* REQUIREMENTS
All lines from the one containing "Output a JSON" through the final line of the records below should be reproduced exactly, with the pictures left out.

— Start —

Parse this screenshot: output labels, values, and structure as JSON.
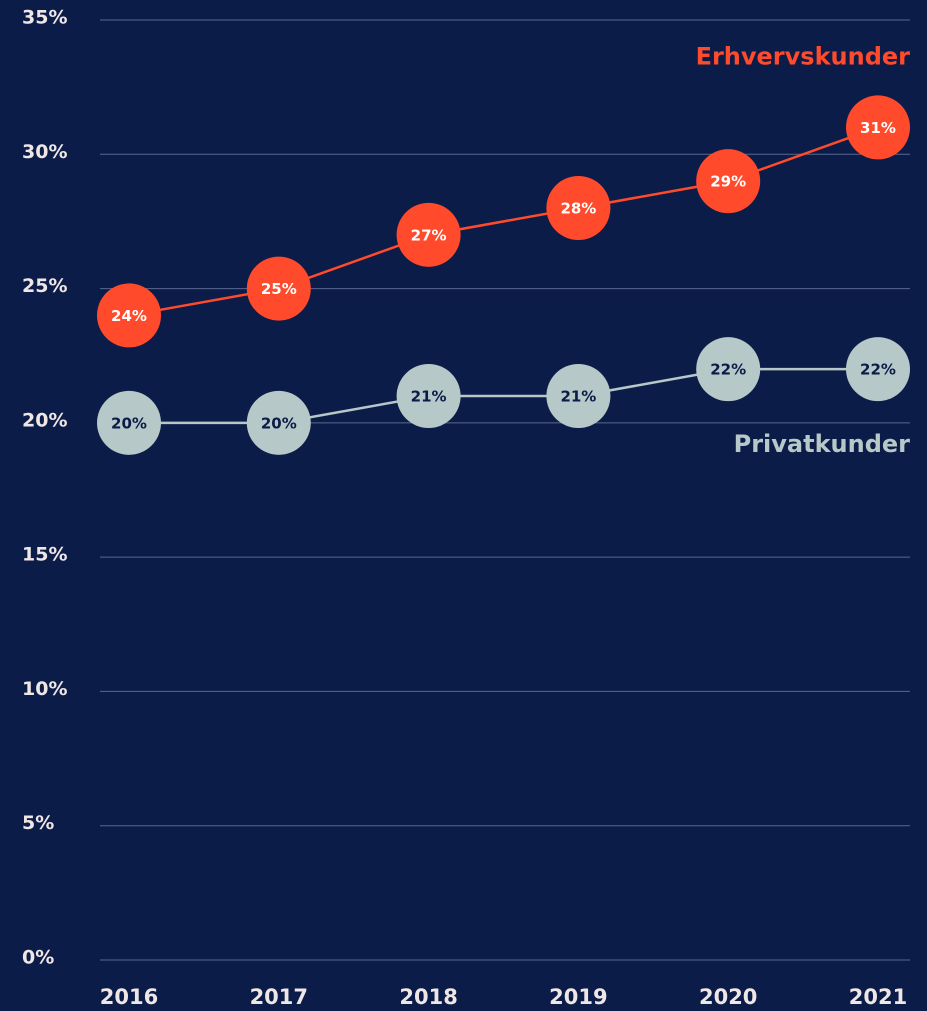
{
  "chart_data": {
    "type": "line",
    "categories": [
      "2016",
      "2017",
      "2018",
      "2019",
      "2020",
      "2021"
    ],
    "series": [
      {
        "name": "Erhvervskunder",
        "color": "#ff4a2b",
        "values": [
          24,
          25,
          27,
          28,
          29,
          31
        ],
        "value_labels": [
          "24%",
          "25%",
          "27%",
          "28%",
          "29%",
          "31%"
        ]
      },
      {
        "name": "Privatkunder",
        "color": "#b6c8c7",
        "values": [
          20,
          20,
          21,
          21,
          22,
          22
        ],
        "value_labels": [
          "20%",
          "20%",
          "21%",
          "21%",
          "22%",
          "22%"
        ]
      }
    ],
    "ylim": [
      0,
      35
    ],
    "yticks": [
      {
        "value": 0,
        "label": "0%"
      },
      {
        "value": 5,
        "label": "5%"
      },
      {
        "value": 10,
        "label": "10%"
      },
      {
        "value": 15,
        "label": "15%"
      },
      {
        "value": 20,
        "label": "20%"
      },
      {
        "value": 25,
        "label": "25%"
      },
      {
        "value": 30,
        "label": "30%"
      },
      {
        "value": 35,
        "label": "35%"
      }
    ],
    "grid": true
  }
}
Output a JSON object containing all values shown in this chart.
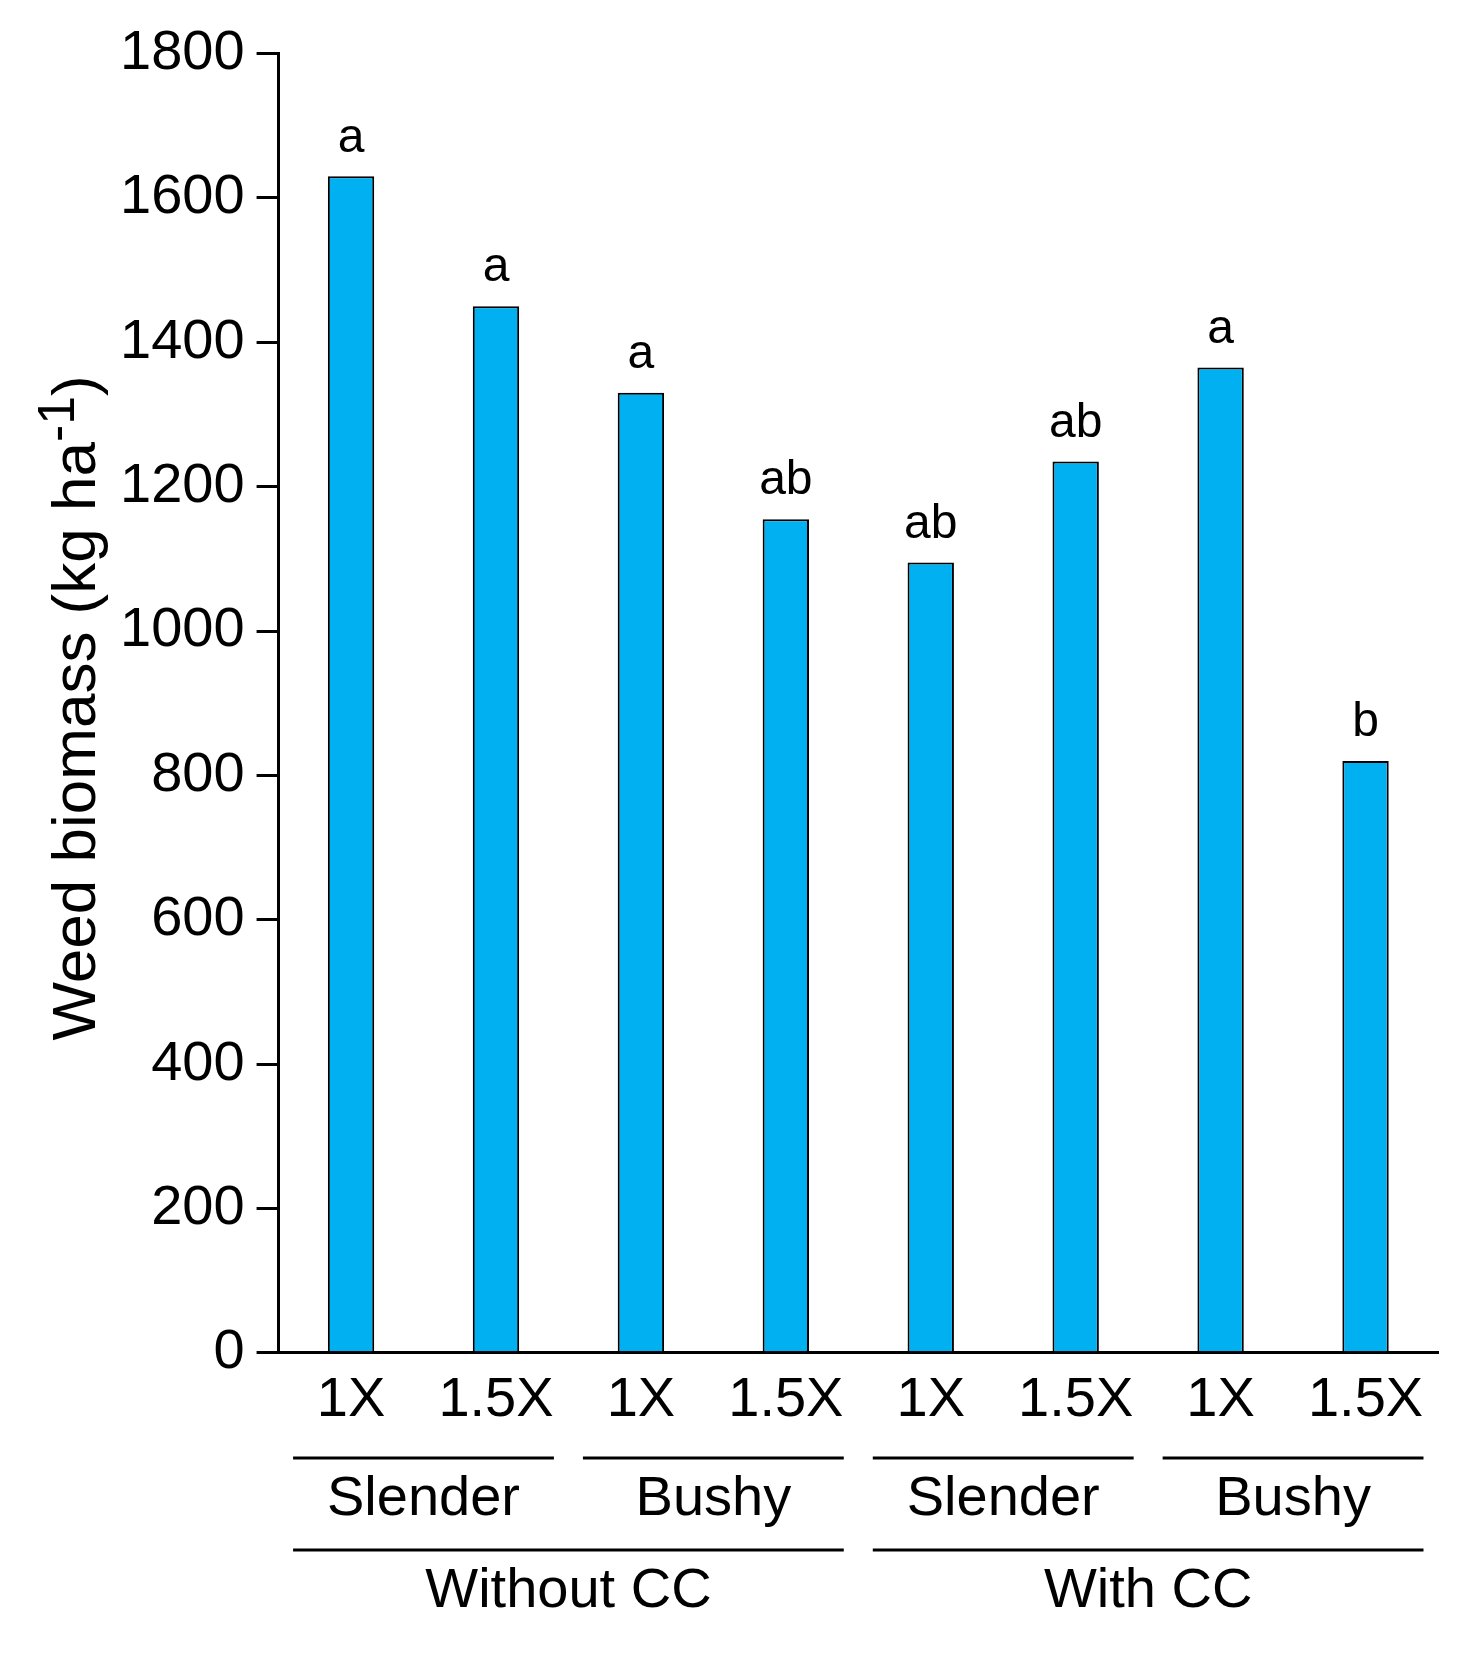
{
  "chart_data": {
    "type": "bar",
    "ylabel": "Weed biomass (kg ha$^{-1}$)",
    "categories": [
      "1X",
      "1.5X",
      "1X",
      "1.5X",
      "1X",
      "1.5X",
      "1X",
      "1.5X"
    ],
    "values": [
      1630,
      1450,
      1330,
      1155,
      1095,
      1235,
      1365,
      820
    ],
    "value_labels": [
      "a",
      "a",
      "a",
      "ab",
      "ab",
      "ab",
      "a",
      "b"
    ],
    "color": "#00b0f0",
    "ylim": [
      0,
      1800
    ],
    "yticks": [
      0,
      200,
      400,
      600,
      800,
      1000,
      1200,
      1400,
      1600,
      1800
    ],
    "grid": false,
    "legend": false,
    "annotations": [
      "Slender",
      "Bushy",
      "Slender",
      "Bushy",
      "Without CC",
      "With CC"
    ]
  }
}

— End —

* THE ANSWER
Output a JSON object containing all values shown in this chart.
{
  "chart_data": {
    "type": "bar",
    "ylabel": "Weed biomass (kg ha$^{-1}$)",
    "categories": [
      "1X",
      "1.5X",
      "1X",
      "1.5X",
      "1X",
      "1.5X",
      "1X",
      "1.5X"
    ],
    "values": [
      1630,
      1450,
      1330,
      1155,
      1095,
      1235,
      1365,
      820
    ],
    "value_labels": [
      "a",
      "a",
      "a",
      "ab",
      "ab",
      "ab",
      "a",
      "b"
    ],
    "color": "#00b0f0",
    "ylim": [
      0,
      1800
    ],
    "yticks": [
      0,
      200,
      400,
      600,
      800,
      1000,
      1200,
      1400,
      1600,
      1800
    ],
    "grid": false,
    "legend": false,
    "annotations": [
      "Slender",
      "Bushy",
      "Slender",
      "Bushy",
      "Without CC",
      "With CC"
    ]
  }
}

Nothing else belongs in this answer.